Items from a data source:
________

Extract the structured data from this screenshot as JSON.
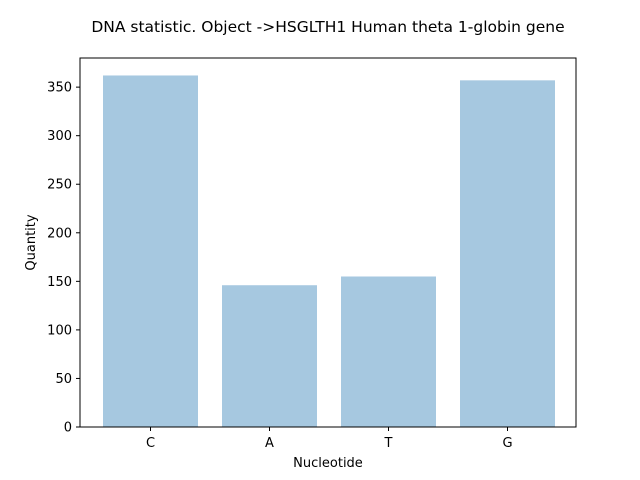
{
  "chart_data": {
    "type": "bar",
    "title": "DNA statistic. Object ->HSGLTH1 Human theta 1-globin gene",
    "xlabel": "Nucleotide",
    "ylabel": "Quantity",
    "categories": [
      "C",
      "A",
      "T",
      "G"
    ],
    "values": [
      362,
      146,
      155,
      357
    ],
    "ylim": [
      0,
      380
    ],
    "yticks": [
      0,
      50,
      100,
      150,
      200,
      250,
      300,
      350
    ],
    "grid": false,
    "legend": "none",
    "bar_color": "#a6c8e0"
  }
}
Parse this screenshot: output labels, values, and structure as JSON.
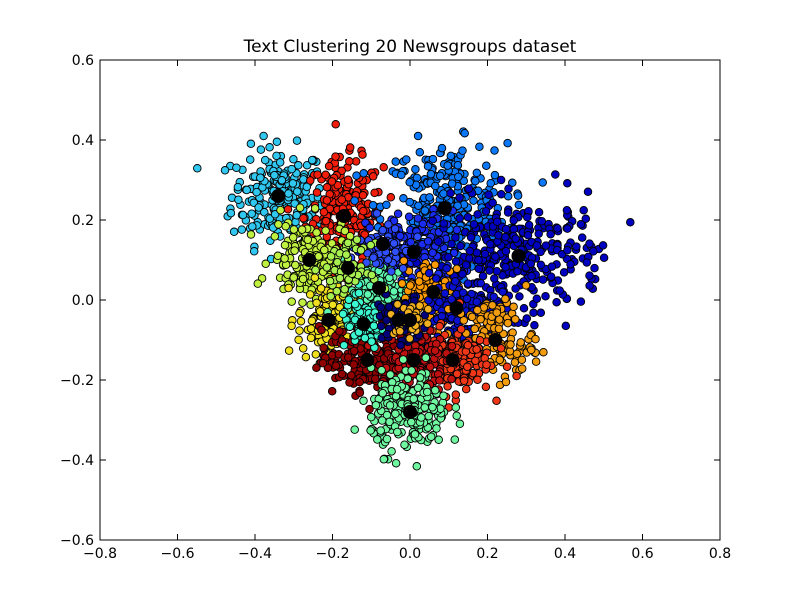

________

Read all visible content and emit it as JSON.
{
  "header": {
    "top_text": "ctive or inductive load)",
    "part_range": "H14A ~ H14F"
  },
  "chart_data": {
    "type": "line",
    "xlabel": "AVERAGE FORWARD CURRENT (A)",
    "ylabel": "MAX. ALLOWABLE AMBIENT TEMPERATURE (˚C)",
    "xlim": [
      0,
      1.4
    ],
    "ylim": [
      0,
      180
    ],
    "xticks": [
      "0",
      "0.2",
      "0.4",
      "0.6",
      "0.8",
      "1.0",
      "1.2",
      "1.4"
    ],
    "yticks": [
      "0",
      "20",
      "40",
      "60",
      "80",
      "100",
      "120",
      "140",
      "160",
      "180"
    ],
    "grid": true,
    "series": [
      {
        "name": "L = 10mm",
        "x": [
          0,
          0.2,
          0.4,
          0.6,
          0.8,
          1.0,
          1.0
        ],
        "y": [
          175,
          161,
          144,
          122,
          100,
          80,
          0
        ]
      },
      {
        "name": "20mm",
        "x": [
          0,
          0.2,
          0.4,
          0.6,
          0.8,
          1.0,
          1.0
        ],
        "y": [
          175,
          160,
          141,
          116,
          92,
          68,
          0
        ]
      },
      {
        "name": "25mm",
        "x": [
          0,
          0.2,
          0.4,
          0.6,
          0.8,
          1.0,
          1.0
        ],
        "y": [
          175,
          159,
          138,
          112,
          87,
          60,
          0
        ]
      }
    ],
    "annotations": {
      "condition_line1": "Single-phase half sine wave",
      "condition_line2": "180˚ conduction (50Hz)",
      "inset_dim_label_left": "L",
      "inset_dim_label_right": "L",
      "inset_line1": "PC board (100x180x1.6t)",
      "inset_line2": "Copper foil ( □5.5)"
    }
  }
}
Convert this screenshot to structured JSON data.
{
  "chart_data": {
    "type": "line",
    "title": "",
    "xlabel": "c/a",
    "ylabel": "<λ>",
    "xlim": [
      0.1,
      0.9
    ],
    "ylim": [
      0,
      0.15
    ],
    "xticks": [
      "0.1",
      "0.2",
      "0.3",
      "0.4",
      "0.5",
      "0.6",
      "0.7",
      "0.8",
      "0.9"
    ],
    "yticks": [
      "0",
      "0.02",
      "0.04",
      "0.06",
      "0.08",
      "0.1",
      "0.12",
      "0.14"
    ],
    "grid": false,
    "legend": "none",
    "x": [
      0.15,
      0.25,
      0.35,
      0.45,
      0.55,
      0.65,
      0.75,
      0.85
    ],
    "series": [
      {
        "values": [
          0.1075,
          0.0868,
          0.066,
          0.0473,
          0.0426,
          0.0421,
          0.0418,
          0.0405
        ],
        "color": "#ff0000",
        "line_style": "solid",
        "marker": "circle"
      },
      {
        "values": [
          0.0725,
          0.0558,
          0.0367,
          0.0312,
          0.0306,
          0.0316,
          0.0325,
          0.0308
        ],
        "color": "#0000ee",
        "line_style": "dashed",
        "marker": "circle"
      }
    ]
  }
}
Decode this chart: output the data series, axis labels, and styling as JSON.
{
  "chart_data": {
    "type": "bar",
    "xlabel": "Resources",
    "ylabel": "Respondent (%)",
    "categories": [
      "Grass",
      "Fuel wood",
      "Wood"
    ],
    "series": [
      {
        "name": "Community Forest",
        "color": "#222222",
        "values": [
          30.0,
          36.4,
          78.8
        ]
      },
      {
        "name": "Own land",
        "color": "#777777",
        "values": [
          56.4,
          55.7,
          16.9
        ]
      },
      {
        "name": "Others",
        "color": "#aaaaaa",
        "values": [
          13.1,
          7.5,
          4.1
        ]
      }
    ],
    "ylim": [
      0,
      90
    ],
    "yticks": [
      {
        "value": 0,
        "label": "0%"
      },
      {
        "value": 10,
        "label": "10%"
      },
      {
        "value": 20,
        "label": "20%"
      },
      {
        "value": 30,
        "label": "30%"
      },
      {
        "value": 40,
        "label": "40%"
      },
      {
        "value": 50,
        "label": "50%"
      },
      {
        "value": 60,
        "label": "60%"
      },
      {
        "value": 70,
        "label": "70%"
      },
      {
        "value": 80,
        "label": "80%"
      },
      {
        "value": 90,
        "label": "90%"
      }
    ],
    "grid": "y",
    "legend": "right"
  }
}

________

Make an exact copy of only the lines from the one with "Extract the structured" through the one with "Parse this screenshot: output". Pictures don't belong in it.

THE RESULT:
Extract the structured data from this screenshot as JSON.
{
  "chart_data": {
    "type": "bar",
    "title": "DNA statistic. Object ->HSGLTH1 Human theta 1-globin gene",
    "xlabel": "Nucleotide",
    "ylabel": "Quantity",
    "categories": [
      "C",
      "A",
      "T",
      "G"
    ],
    "values": [
      362,
      146,
      155,
      357
    ],
    "ylim": [
      0,
      380
    ],
    "yticks": [
      0,
      50,
      100,
      150,
      200,
      250,
      300,
      350
    ],
    "grid": false,
    "legend": "none",
    "bar_color": "#a6c8e0"
  }
}
Parse this screenshot: output labels, values, and structure as JSON.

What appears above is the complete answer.